PASSAGE FOURNI:

######

De la violence ordinaire à l’abandon, de l’oubli jusqu’au déni des institutions

« Chacun des visages des acteurs de la scène de «confidences sur un oreiller» était remplacé par un miroir. Ainsi, sous un certain angle, le visage de chacune des personnes qui se rapprochaient de la scène pouvait se réfléchir dans celui sculptures. Car au fond, la scène de cette femme qu’on venait d’abandonner, et qui allait donner naissance à un enfant qui grandirait seul,dans la rue, c’était un spectacle quotidien. Pendant que certains invités, choqués par le spectacle de la nudité s’interrogeaient sur ce qui m’importait de leur montrer et que les questions commençaient à fuser, j’ai alors invité le public, à chercher les réponses aux questions qu’ils souhaitaient me poser, dans cette scène. Et je leur ai promis, que je leur apporterai une réponse en leur montrant une autre œuvre, encore plus crue, qui répondrait à l’ensemble de leurs interrogations ».

Le symbole d’une justice

« A ce stade des choses, c’était évident, qu’ils en aient conscience ou pas, tous étaient attirés, soit par la nudité des personnages, soit par le caractère violent de la scène. Et ils attendaient cette réponse promise. C’était comme un voyage qu’ils étaient prêts à faire . Alors quand j’ai quitté la salle et ils m’ont suivi. Ils étaient plus d’une centaine, et certains d’entre eux, courraient. Au terme de quelques minutes de marche, je me suis arrêté devant le palais de justice, symbole à mes yeux, de la condition humaine. Une fois, arrivés devant cet édifice, je leur ai posé cette question: «Et ça, qu’est ce que cela vous évoque ?» En fait, ils étaient tous scotchés »

######

ENTRÉES RÉPERTORIÉES:
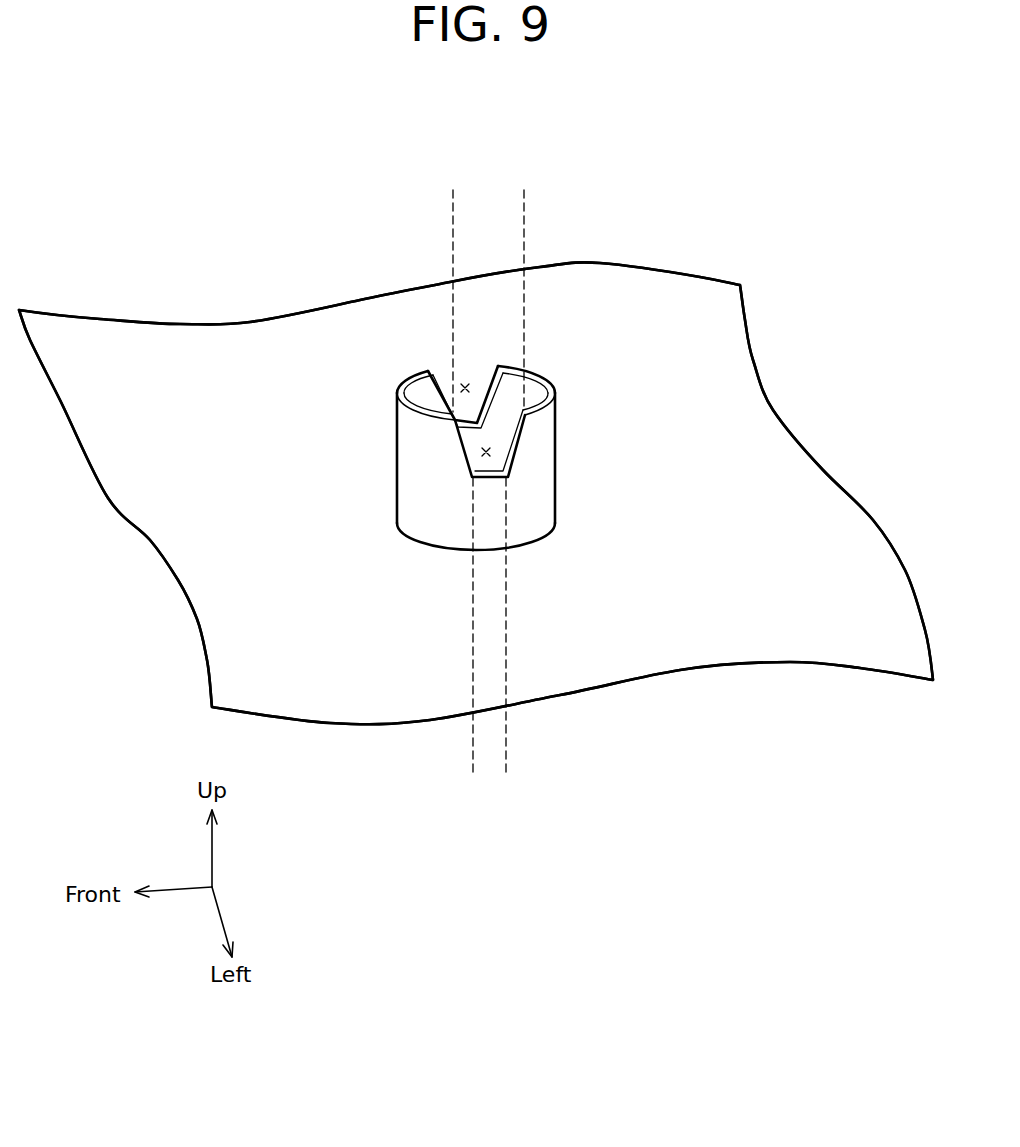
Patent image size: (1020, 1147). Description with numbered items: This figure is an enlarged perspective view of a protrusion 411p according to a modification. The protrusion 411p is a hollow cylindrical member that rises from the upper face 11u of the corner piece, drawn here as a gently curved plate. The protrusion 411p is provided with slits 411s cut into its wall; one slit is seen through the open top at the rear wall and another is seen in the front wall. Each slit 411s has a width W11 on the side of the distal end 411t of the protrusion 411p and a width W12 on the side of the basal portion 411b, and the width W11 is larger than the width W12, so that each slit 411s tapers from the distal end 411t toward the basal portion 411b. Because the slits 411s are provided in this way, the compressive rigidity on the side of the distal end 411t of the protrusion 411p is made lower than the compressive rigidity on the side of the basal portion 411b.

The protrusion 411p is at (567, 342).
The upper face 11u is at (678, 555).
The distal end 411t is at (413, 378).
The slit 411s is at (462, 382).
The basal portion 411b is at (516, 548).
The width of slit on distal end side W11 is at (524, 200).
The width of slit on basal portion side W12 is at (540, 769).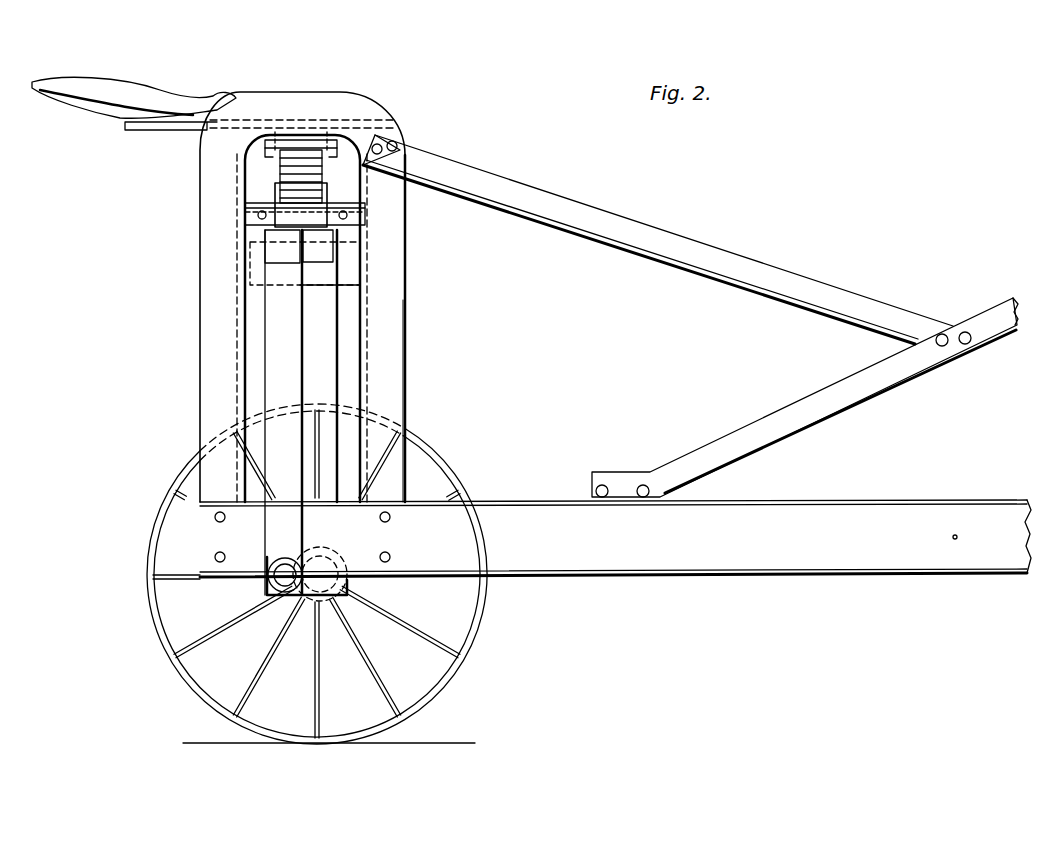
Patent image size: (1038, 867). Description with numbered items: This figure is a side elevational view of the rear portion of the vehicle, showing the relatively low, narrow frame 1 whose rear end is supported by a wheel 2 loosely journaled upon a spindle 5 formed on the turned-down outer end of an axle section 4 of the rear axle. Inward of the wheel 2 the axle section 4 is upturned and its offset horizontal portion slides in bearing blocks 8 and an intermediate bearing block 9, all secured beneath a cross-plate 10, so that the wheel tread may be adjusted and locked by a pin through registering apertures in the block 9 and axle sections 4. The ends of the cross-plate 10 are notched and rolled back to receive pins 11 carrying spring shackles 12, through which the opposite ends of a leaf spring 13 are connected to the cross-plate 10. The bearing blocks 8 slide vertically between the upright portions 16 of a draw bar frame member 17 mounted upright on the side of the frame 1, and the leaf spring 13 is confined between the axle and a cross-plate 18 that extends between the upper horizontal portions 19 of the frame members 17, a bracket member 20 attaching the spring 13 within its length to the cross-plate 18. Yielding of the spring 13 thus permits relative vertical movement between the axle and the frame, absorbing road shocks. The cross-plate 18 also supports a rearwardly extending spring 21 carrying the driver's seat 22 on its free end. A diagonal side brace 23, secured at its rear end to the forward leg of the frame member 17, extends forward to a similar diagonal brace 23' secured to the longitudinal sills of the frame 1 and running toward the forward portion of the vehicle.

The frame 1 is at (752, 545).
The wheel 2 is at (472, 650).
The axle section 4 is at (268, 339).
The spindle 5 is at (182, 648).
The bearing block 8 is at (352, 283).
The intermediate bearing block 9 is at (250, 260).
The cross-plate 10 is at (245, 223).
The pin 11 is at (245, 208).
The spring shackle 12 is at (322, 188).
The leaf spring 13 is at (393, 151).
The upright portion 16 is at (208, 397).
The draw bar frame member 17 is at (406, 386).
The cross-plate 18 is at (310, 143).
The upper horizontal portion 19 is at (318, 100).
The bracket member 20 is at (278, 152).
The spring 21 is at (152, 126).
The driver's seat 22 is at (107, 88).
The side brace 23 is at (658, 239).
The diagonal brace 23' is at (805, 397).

######

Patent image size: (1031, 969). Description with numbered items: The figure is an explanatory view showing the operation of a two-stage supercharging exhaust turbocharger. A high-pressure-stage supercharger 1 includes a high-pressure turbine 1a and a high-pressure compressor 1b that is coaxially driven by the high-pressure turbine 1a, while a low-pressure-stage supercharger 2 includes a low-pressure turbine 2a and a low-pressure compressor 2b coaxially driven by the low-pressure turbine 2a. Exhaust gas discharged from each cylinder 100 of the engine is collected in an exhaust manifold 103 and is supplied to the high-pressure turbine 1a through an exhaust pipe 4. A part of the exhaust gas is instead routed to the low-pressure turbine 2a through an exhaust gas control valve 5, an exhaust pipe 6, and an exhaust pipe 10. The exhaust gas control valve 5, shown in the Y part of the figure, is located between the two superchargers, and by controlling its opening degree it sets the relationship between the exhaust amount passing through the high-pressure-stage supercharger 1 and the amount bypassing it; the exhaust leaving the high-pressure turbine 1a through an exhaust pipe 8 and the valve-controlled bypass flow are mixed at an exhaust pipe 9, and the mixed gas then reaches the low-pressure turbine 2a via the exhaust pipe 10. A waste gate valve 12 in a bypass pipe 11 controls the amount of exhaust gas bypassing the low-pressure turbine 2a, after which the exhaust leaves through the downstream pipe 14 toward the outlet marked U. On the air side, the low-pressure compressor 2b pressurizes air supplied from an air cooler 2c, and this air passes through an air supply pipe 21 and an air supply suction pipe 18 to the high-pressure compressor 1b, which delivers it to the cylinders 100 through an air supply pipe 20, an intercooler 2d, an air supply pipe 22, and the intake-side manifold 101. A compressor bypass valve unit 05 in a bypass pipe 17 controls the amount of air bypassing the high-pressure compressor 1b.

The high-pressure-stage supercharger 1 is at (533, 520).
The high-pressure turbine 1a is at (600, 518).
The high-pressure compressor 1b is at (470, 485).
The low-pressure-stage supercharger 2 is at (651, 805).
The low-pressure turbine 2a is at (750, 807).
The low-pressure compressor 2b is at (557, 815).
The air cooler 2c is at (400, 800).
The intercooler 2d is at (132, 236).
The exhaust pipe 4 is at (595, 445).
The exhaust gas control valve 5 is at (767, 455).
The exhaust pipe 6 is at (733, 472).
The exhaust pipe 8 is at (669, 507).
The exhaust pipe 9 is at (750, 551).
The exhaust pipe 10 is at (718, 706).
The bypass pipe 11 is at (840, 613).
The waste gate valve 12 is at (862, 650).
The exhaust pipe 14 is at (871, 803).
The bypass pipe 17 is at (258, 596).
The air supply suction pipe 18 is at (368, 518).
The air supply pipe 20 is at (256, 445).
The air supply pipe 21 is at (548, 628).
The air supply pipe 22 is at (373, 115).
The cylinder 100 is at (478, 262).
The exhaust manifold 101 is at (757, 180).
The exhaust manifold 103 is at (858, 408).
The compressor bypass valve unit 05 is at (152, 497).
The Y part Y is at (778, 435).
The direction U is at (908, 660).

######

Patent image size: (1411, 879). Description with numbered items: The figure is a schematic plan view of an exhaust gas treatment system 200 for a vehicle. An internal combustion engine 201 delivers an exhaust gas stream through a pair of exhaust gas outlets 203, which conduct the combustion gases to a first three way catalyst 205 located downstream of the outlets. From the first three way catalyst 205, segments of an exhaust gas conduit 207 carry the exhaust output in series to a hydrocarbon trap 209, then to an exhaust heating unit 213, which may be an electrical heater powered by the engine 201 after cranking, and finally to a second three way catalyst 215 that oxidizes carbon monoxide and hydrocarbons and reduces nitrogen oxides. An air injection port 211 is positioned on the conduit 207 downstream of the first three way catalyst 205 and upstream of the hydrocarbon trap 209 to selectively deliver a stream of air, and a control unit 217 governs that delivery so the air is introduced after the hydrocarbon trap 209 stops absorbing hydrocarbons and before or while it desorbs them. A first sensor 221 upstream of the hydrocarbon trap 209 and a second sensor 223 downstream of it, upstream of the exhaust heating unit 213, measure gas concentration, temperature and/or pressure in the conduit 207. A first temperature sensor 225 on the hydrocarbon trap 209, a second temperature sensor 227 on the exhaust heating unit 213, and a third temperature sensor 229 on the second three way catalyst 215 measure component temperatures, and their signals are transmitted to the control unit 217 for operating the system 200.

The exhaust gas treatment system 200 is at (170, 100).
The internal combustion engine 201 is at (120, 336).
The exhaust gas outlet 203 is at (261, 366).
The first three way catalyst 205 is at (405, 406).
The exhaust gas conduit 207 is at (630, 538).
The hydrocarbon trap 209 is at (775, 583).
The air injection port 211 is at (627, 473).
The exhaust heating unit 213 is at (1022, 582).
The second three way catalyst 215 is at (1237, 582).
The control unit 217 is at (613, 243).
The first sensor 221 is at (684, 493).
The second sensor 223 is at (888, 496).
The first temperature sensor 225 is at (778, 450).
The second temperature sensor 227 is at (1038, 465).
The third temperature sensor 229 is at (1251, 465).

######

TÂCHE DEMANDÉE 1:
Dans le passage fourni, quel objet remplaçait chacun des visages des acteurs de la scène « confidences sur un oreiller » ?
TÂCHE DEMANDÉE 2:
Poursuivez le passage fourni sur l'œuvre et le palais de justice à partir de sa dernière phrase.

RÉSULTAT 1:
Un miroir.

RÉSULTAT 2:
La lecture d’une œuvre

« Je voulais montrer à toute ces personnes, ce qu’est une installation et ce à quoi cela sert. Ou peut-être, quelles sont les priorités que l’on doit avoir quand on lit une œuvre. Ce que je voulais faire comprendre, c’est qu’une œuvre artistique à une dimension propre. Le tour de force étaient d’amener des gens d’un point à l’autre du sujet. Car le côté violent ou voyeur d’une scène d’intimité, dérange plus que le spectacle de l’injustice sociale. La boucle était bouclée. Depuis, j’ai réalisé de nombreuses exposition, mais je n’ai jamais retrouvé cette intensité. De l’histoire de ce quartier au couple, des têtes coupées dessinées, au palais de justice, il y avait un lien. Car au fond, cette exposition avait une histoire de bout en bout. »

Les Autres

Quelques années plus tard, Malam est toujours investi des mêmes messages et il mesure mieux la complexité et les enjeux de ce monde. Son œuvre est universelle, mais lui demeure cet éternel «Autre». A ce sujet, il nous dit : «Aujourd’hui, la tendance est à l’individualisme. Chacun s’occupe des siens en leur souhaitant tout le bonheur du monde. Mais ce monde est aussi habité, par les enfants des autres. Mon souhait est que l’on arrive à s’ ouvrir à son prochain, à son voisin. Car une fois adultes, nos enfants se tourneront vers les enfants des autres. Précisément, ceux que l’on ne voulait pas voir. »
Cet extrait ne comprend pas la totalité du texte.